• TASK REQUIREMENTS
Copy out all of the material exactly.

━━━━━ PROVIDED RECORDS ━━━━━

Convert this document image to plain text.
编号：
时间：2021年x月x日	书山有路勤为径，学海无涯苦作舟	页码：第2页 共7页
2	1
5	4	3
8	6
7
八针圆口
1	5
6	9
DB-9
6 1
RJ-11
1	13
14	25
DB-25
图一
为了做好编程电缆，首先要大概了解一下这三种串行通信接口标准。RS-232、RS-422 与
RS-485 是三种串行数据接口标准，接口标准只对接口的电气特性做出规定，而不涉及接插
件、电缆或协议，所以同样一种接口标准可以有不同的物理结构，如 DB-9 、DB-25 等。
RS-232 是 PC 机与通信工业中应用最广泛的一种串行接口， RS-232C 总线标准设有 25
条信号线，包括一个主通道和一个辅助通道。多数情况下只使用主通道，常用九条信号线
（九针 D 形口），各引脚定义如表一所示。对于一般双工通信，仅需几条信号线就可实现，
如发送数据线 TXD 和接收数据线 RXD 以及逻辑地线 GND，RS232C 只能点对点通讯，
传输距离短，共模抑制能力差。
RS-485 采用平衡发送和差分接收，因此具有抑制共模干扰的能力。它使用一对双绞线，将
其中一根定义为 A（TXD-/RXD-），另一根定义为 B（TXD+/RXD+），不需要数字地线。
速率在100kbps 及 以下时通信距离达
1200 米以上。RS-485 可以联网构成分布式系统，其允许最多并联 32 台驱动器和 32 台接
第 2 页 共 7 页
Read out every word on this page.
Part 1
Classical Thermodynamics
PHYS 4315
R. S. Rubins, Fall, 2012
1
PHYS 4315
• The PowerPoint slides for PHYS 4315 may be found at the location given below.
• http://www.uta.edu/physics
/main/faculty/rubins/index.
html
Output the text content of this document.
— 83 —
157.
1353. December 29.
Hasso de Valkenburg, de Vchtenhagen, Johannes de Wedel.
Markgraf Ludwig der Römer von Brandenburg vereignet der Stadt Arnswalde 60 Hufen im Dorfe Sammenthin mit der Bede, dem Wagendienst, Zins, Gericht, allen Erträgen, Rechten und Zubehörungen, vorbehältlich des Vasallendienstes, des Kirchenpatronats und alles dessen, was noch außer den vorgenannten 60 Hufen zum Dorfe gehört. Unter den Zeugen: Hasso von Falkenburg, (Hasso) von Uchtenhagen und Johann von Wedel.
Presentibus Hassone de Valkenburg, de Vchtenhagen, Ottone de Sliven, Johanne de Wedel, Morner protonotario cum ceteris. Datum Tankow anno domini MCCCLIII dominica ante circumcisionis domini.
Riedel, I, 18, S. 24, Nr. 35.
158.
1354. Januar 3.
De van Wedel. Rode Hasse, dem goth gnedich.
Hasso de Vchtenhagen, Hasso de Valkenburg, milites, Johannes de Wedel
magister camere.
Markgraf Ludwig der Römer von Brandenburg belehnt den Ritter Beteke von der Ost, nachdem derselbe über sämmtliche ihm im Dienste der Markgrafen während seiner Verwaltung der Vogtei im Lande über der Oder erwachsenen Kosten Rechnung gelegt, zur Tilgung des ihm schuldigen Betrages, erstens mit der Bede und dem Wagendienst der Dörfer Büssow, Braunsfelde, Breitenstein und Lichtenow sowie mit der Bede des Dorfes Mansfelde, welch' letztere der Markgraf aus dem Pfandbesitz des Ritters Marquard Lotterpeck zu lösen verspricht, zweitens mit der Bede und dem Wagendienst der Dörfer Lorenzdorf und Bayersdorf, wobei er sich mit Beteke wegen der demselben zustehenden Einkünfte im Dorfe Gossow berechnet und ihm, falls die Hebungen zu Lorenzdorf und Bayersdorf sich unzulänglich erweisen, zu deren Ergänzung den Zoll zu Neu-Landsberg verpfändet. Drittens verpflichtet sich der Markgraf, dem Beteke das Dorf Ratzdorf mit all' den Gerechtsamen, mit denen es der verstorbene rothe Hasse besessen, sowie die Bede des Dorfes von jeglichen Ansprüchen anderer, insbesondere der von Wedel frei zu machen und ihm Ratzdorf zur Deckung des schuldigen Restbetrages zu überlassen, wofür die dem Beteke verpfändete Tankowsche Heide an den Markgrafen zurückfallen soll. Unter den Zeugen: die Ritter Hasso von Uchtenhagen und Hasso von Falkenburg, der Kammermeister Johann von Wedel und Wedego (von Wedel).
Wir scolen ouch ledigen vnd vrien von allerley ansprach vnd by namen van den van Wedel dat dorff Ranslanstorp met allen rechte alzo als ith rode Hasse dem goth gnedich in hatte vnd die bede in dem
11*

━━━━━

• FINISHED ANSWER
Convert this document image to plain text.
编号：
时间：2021年x月x日	书山有路勤为径，学海无涯苦作舟	页码：第2页 共7页
2	1
5	4	3
8	6
7
八针圆口
1	5
6	9
DB-9
6 1
RJ-11
1	13
14	25
DB-25
图一
为了做好编程电缆，首先要大概了解一下这三种串行通信接口标准。RS-232、RS-422 与
RS-485 是三种串行数据接口标准，接口标准只对接口的电气特性做出规定，而不涉及接插
件、电缆或协议，所以同样一种接口标准可以有不同的物理结构，如 DB-9 、DB-25 等。
RS-232 是 PC 机与通信工业中应用最广泛的一种串行接口， RS-232C 总线标准设有 25
条信号线，包括一个主通道和一个辅助通道。多数情况下只使用主通道，常用九条信号线
（九针 D 形口），各引脚定义如表一所示。对于一般双工通信，仅需几条信号线就可实现，
如发送数据线 TXD 和接收数据线 RXD 以及逻辑地线 GND，RS232C 只能点对点通讯，
传输距离短，共模抑制能力差。
RS-485 采用平衡发送和差分接收，因此具有抑制共模干扰的能力。它使用一对双绞线，将
其中一根定义为 A（TXD-/RXD-），另一根定义为 B（TXD+/RXD+），不需要数字地线。
速率在100kbps 及 以下时通信距离达
1200 米以上。RS-485 可以联网构成分布式系统，其允许最多并联 32 台驱动器和 32 台接
第 2 页 共 7 页
Read out every word on this page.
Part 1
Classical Thermodynamics
PHYS 4315
R. S. Rubins, Fall, 2012
1
PHYS 4315
• The PowerPoint slides for PHYS 4315 may be found at the location given below.
• http://www.uta.edu/physics
/main/faculty/rubins/index.
html
Output the text content of this document.
— 83 —
157.
1353. December 29.
Hasso de Valkenburg, de Vchtenhagen, Johannes de Wedel.
Markgraf Ludwig der Römer von Brandenburg vereignet der Stadt Arnswalde 60 Hufen im Dorfe Sammenthin mit der Bede, dem Wagendienst, Zins, Gericht, allen Erträgen, Rechten und Zubehörungen, vorbehältlich des Vasallendienstes, des Kirchenpatronats und alles dessen, was noch außer den vorgenannten 60 Hufen zum Dorfe gehört. Unter den Zeugen: Hasso von Falkenburg, (Hasso) von Uchtenhagen und Johann von Wedel.
Presentibus Hassone de Valkenburg, de Vchtenhagen, Ottone de Sliven, Johanne de Wedel, Morner protonotario cum ceteris. Datum Tankow anno domini MCCCLIII dominica ante circumcisionis domini.
Riedel, I, 18, S. 24, Nr. 35.
158.
1354. Januar 3.
De van Wedel. Rode Hasse, dem goth gnedich.
Hasso de Vchtenhagen, Hasso de Valkenburg, milites, Johannes de Wedel
magister camere.
Markgraf Ludwig der Römer von Brandenburg belehnt den Ritter Beteke von der Ost, nachdem derselbe über sämmtliche ihm im Dienste der Markgrafen während seiner Verwaltung der Vogtei im Lande über der Oder erwachsenen Kosten Rechnung gelegt, zur Tilgung des ihm schuldigen Betrages, erstens mit der Bede und dem Wagendienst der Dörfer Büssow, Braunsfelde, Breitenstein und Lichtenow sowie mit der Bede des Dorfes Mansfelde, welch' letztere der Markgraf aus dem Pfandbesitz des Ritters Marquard Lotterpeck zu lösen verspricht, zweitens mit der Bede und dem Wagendienst der Dörfer Lorenzdorf und Bayersdorf, wobei er sich mit Beteke wegen der demselben zustehenden Einkünfte im Dorfe Gossow berechnet und ihm, falls die Hebungen zu Lorenzdorf und Bayersdorf sich unzulänglich erweisen, zu deren Ergänzung den Zoll zu Neu-Landsberg verpfändet. Drittens verpflichtet sich der Markgraf, dem Beteke das Dorf Ratzdorf mit all' den Gerechtsamen, mit denen es der verstorbene rothe Hasse besessen, sowie die Bede des Dorfes von jeglichen Ansprüchen anderer, insbesondere der von Wedel frei zu machen und ihm Ratzdorf zur Deckung des schuldigen Restbetrages zu überlassen, wofür die dem Beteke verpfändete Tankowsche Heide an den Markgrafen zurückfallen soll. Unter den Zeugen: die Ritter Hasso von Uchtenhagen und Hasso von Falkenburg, der Kammermeister Johann von Wedel und Wedego (von Wedel).
Wir scolen ouch ledigen vnd vrien von allerley ansprach vnd by namen van den van Wedel dat dorff Ranslanstorp met allen rechte alzo als ith rode Hasse dem goth gnedich in hatte vnd die bede in dem
11*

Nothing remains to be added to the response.